• _Short task_: Rewrite the entries from the first one through the line containing "bottom-toolbar xyxy=(0,1136,619,1201)", swapping "range-fill" for "range-segment" and leaving everything else as it is.

### Dataset excerpts ###

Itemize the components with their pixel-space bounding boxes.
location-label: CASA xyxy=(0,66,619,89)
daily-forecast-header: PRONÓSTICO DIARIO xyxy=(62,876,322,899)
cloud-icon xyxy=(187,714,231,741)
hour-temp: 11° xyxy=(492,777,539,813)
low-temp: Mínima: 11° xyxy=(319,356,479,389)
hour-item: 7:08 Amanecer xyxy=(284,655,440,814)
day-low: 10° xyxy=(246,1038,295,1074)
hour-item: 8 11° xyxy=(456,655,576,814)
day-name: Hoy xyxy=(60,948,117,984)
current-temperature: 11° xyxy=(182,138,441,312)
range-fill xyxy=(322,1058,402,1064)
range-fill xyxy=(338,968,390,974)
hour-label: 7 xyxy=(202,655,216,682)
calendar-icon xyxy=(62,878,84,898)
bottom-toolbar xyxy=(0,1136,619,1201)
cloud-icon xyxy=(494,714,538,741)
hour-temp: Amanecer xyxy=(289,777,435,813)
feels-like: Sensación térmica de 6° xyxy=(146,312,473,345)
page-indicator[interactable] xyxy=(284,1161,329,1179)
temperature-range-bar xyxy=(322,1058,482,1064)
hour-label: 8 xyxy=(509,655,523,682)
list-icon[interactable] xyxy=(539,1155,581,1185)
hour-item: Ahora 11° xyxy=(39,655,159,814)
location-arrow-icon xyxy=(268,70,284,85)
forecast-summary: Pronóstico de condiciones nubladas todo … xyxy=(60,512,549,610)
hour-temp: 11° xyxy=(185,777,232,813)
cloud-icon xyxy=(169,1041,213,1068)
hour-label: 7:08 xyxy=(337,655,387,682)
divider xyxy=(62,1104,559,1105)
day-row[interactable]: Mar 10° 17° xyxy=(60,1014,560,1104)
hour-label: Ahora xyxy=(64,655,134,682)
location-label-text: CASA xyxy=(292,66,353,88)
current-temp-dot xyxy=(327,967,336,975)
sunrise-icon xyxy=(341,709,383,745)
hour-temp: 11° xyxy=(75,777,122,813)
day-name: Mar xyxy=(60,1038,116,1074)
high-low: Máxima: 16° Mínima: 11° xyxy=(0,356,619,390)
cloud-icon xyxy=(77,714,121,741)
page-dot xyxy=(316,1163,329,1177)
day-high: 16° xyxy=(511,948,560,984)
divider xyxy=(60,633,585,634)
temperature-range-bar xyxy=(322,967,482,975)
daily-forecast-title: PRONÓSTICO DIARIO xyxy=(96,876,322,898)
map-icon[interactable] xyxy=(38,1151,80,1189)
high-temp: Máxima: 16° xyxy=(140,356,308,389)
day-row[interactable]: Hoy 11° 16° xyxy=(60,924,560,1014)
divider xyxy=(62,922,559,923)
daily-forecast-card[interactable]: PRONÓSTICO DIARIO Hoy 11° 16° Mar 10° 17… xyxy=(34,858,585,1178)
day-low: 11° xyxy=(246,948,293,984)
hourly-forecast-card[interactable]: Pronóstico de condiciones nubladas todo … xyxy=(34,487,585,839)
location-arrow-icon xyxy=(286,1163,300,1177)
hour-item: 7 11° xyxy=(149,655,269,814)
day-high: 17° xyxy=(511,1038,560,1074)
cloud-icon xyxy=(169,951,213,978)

###

• _Complete answer_:
Itemize the components with their pixel-space bounding boxes.
location-label: CASA xyxy=(0,66,619,89)
daily-forecast-header: PRONÓSTICO DIARIO xyxy=(62,876,322,899)
cloud-icon xyxy=(187,714,231,741)
hour-temp: 11° xyxy=(492,777,539,813)
low-temp: Mínima: 11° xyxy=(319,356,479,389)
hour-item: 7:08 Amanecer xyxy=(284,655,440,814)
day-low: 10° xyxy=(246,1038,295,1074)
hour-item: 8 11° xyxy=(456,655,576,814)
day-name: Hoy xyxy=(60,948,117,984)
current-temperature: 11° xyxy=(182,138,441,312)
range-segment xyxy=(322,1058,402,1064)
range-segment xyxy=(338,968,390,974)
hour-label: 7 xyxy=(202,655,216,682)
calendar-icon xyxy=(62,878,84,898)
bottom-toolbar xyxy=(0,1136,619,1201)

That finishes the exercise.